:: Material to process ::

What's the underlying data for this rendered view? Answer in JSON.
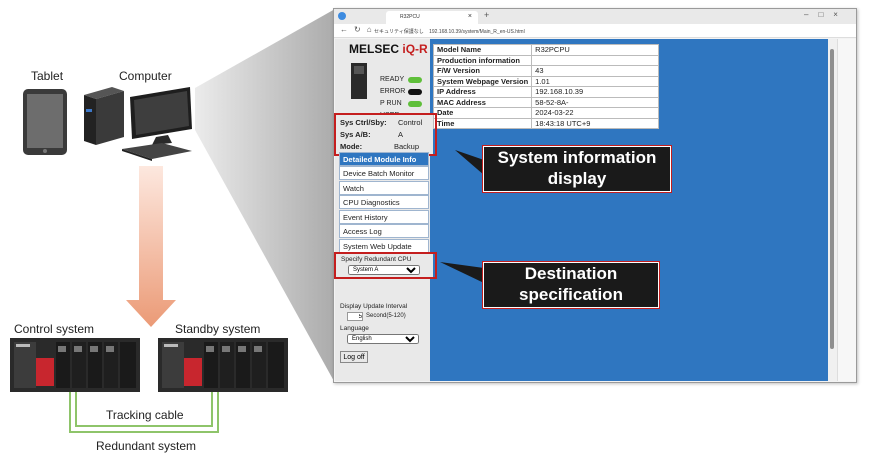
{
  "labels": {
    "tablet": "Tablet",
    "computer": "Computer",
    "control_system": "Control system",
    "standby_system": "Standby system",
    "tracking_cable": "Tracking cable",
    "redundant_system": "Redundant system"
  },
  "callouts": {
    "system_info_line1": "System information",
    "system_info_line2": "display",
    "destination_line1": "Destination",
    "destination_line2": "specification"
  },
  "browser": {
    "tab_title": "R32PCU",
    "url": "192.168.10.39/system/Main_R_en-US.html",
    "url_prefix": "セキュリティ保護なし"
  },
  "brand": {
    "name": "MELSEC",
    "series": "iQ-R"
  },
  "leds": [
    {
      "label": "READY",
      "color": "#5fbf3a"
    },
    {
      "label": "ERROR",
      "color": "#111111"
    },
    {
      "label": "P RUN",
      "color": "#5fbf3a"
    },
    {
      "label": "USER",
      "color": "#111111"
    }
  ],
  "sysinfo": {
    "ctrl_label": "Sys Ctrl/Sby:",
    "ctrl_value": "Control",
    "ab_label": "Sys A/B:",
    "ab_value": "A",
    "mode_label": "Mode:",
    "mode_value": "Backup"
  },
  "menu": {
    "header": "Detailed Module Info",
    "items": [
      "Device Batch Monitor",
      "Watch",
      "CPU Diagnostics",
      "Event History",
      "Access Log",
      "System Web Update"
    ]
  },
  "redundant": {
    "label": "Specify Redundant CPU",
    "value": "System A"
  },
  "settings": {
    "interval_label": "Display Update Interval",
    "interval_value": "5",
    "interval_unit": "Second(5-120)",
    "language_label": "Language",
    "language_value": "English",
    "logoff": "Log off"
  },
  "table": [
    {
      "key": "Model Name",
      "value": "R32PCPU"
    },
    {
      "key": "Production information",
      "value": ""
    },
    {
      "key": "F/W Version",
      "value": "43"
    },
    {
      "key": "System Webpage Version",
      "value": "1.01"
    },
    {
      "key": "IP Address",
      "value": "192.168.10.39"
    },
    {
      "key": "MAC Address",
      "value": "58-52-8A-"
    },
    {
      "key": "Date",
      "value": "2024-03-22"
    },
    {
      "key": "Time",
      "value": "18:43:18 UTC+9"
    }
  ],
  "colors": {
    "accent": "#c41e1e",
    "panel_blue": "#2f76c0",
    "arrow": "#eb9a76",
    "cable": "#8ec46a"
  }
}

:::

• Work to complete
Leave out the pictures, and give all the records again exactly.

• Written solution
What's the underlying data for this rendered view? Answer in JSON.
{
  "labels": {
    "tablet": "Tablet",
    "computer": "Computer",
    "control_system": "Control system",
    "standby_system": "Standby system",
    "tracking_cable": "Tracking cable",
    "redundant_system": "Redundant system"
  },
  "callouts": {
    "system_info_line1": "System information",
    "system_info_line2": "display",
    "destination_line1": "Destination",
    "destination_line2": "specification"
  },
  "browser": {
    "tab_title": "R32PCU",
    "url": "192.168.10.39/system/Main_R_en-US.html",
    "url_prefix": "セキュリティ保護なし"
  },
  "brand": {
    "name": "MELSEC",
    "series": "iQ-R"
  },
  "leds": [
    {
      "label": "READY",
      "color": "#5fbf3a"
    },
    {
      "label": "ERROR",
      "color": "#111111"
    },
    {
      "label": "P RUN",
      "color": "#5fbf3a"
    },
    {
      "label": "USER",
      "color": "#111111"
    }
  ],
  "sysinfo": {
    "ctrl_label": "Sys Ctrl/Sby:",
    "ctrl_value": "Control",
    "ab_label": "Sys A/B:",
    "ab_value": "A",
    "mode_label": "Mode:",
    "mode_value": "Backup"
  },
  "menu": {
    "header": "Detailed Module Info",
    "items": [
      "Device Batch Monitor",
      "Watch",
      "CPU Diagnostics",
      "Event History",
      "Access Log",
      "System Web Update"
    ]
  },
  "redundant": {
    "label": "Specify Redundant CPU",
    "value": "System A"
  },
  "settings": {
    "interval_label": "Display Update Interval",
    "interval_value": "5",
    "interval_unit": "Second(5-120)",
    "language_label": "Language",
    "language_value": "English",
    "logoff": "Log off"
  },
  "table": [
    {
      "key": "Model Name",
      "value": "R32PCPU"
    },
    {
      "key": "Production information",
      "value": ""
    },
    {
      "key": "F/W Version",
      "value": "43"
    },
    {
      "key": "System Webpage Version",
      "value": "1.01"
    },
    {
      "key": "IP Address",
      "value": "192.168.10.39"
    },
    {
      "key": "MAC Address",
      "value": "58-52-8A-"
    },
    {
      "key": "Date",
      "value": "2024-03-22"
    },
    {
      "key": "Time",
      "value": "18:43:18 UTC+9"
    }
  ],
  "colors": {
    "accent": "#c41e1e",
    "panel_blue": "#2f76c0",
    "arrow": "#eb9a76",
    "cable": "#8ec46a"
  }
}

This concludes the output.